[Lines of data]
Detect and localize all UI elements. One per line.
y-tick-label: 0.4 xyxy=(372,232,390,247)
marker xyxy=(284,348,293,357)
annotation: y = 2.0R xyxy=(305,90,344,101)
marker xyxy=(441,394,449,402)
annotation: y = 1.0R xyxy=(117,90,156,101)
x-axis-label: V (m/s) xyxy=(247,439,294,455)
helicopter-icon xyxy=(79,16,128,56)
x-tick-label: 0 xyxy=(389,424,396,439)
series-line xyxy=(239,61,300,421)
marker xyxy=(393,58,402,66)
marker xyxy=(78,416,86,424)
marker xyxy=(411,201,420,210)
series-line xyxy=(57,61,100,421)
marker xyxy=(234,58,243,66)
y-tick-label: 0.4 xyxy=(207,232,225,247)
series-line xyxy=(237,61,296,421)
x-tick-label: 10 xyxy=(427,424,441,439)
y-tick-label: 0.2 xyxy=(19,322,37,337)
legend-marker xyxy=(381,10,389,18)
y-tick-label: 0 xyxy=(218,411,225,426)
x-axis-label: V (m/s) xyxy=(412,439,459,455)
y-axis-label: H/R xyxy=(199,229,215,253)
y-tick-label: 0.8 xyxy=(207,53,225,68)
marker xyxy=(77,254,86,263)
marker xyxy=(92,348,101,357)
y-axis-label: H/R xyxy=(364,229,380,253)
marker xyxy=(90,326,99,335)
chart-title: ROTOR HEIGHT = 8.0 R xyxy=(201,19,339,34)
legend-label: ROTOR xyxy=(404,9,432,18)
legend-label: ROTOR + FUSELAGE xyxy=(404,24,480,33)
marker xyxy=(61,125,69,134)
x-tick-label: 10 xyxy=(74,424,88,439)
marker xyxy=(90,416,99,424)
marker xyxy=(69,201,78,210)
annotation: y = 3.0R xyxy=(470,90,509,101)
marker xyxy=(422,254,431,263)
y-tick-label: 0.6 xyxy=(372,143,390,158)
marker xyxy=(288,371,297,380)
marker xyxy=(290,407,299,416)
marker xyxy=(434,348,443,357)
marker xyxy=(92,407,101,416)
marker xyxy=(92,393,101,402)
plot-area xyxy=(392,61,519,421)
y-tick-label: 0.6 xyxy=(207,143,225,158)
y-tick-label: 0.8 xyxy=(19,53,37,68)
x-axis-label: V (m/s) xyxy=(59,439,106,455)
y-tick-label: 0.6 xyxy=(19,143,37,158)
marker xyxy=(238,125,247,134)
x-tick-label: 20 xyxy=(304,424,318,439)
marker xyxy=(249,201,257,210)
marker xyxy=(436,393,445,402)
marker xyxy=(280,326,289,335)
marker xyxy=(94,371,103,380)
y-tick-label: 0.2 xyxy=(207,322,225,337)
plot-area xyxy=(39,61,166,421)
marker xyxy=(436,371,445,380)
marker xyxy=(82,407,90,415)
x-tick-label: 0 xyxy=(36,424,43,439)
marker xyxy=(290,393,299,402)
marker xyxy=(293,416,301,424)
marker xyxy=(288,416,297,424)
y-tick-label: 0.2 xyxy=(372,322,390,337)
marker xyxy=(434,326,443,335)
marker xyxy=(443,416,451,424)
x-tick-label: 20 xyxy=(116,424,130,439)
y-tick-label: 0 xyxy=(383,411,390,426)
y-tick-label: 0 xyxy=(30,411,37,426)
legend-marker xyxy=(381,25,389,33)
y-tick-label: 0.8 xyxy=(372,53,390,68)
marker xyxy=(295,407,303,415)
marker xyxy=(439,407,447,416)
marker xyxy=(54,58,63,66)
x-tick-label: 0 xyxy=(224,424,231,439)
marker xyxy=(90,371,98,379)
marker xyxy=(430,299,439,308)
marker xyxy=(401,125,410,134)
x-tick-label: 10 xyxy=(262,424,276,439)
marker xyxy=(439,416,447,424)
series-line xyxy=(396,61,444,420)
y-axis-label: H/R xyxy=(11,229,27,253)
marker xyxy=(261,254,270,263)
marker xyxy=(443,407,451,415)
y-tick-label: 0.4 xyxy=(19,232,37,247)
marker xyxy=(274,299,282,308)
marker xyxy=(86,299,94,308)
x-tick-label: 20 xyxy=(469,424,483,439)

Given instruction — Reproduce every row above without changing anything.

Exercise output —
Detect and localize all UI elements. One per line.
y-tick-label: 0.4 xyxy=(372,232,390,247)
marker xyxy=(284,348,293,357)
annotation: y = 2.0R xyxy=(305,90,344,101)
marker xyxy=(441,394,449,402)
annotation: y = 1.0R xyxy=(117,90,156,101)
x-axis-label: V (m/s) xyxy=(247,439,294,455)
helicopter-icon xyxy=(79,16,128,56)
x-tick-label: 0 xyxy=(389,424,396,439)
series-line xyxy=(239,61,300,421)
marker xyxy=(393,58,402,66)
marker xyxy=(78,416,86,424)
marker xyxy=(411,201,420,210)
series-line xyxy=(57,61,100,421)
marker xyxy=(234,58,243,66)
y-tick-label: 0.4 xyxy=(207,232,225,247)
series-line xyxy=(237,61,296,421)
x-tick-label: 10 xyxy=(427,424,441,439)
y-tick-label: 0.2 xyxy=(19,322,37,337)
legend-marker xyxy=(381,10,389,18)
y-tick-label: 0 xyxy=(218,411,225,426)
x-axis-label: V (m/s) xyxy=(412,439,459,455)
y-axis-label: H/R xyxy=(199,229,215,253)
y-tick-label: 0.8 xyxy=(207,53,225,68)
marker xyxy=(77,254,86,263)
marker xyxy=(92,348,101,357)
y-axis-label: H/R xyxy=(364,229,380,253)
marker xyxy=(90,326,99,335)
chart-title: ROTOR HEIGHT = 8.0 R xyxy=(201,19,339,34)
legend-label: ROTOR xyxy=(404,9,432,18)
legend-label: ROTOR + FUSELAGE xyxy=(404,24,480,33)
marker xyxy=(61,125,69,134)
x-tick-label: 10 xyxy=(74,424,88,439)
marker xyxy=(90,416,99,424)
marker xyxy=(69,201,78,210)
annotation: y = 3.0R xyxy=(470,90,509,101)
marker xyxy=(422,254,431,263)
y-tick-label: 0.6 xyxy=(372,143,390,158)
marker xyxy=(288,371,297,380)
marker xyxy=(290,407,299,416)
marker xyxy=(434,348,443,357)
marker xyxy=(92,407,101,416)
marker xyxy=(92,393,101,402)
plot-area xyxy=(392,61,519,421)
y-tick-label: 0.6 xyxy=(207,143,225,158)
y-tick-label: 0.8 xyxy=(19,53,37,68)
x-axis-label: V (m/s) xyxy=(59,439,106,455)
y-tick-label: 0.6 xyxy=(19,143,37,158)
marker xyxy=(238,125,247,134)
x-tick-label: 20 xyxy=(304,424,318,439)
marker xyxy=(249,201,257,210)
marker xyxy=(436,393,445,402)
marker xyxy=(280,326,289,335)
marker xyxy=(94,371,103,380)
y-tick-label: 0.2 xyxy=(207,322,225,337)
plot-area xyxy=(39,61,166,421)
marker xyxy=(436,371,445,380)
marker xyxy=(82,407,90,415)
x-tick-label: 0 xyxy=(36,424,43,439)
marker xyxy=(290,393,299,402)
marker xyxy=(293,416,301,424)
marker xyxy=(288,416,297,424)
y-tick-label: 0.2 xyxy=(372,322,390,337)
marker xyxy=(434,326,443,335)
marker xyxy=(443,416,451,424)
x-tick-label: 20 xyxy=(116,424,130,439)
y-tick-label: 0 xyxy=(383,411,390,426)
y-tick-label: 0 xyxy=(30,411,37,426)
legend-marker xyxy=(381,25,389,33)
y-tick-label: 0.8 xyxy=(372,53,390,68)
marker xyxy=(295,407,303,415)
marker xyxy=(439,407,447,416)
marker xyxy=(54,58,63,66)
x-tick-label: 0 xyxy=(224,424,231,439)
marker xyxy=(90,371,98,379)
marker xyxy=(430,299,439,308)
marker xyxy=(401,125,410,134)
x-tick-label: 10 xyxy=(262,424,276,439)
marker xyxy=(439,416,447,424)
series-line xyxy=(396,61,444,420)
y-axis-label: H/R xyxy=(11,229,27,253)
marker xyxy=(261,254,270,263)
marker xyxy=(443,407,451,415)
y-tick-label: 0.4 xyxy=(19,232,37,247)
marker xyxy=(274,299,282,308)
marker xyxy=(86,299,94,308)
x-tick-label: 20 xyxy=(469,424,483,439)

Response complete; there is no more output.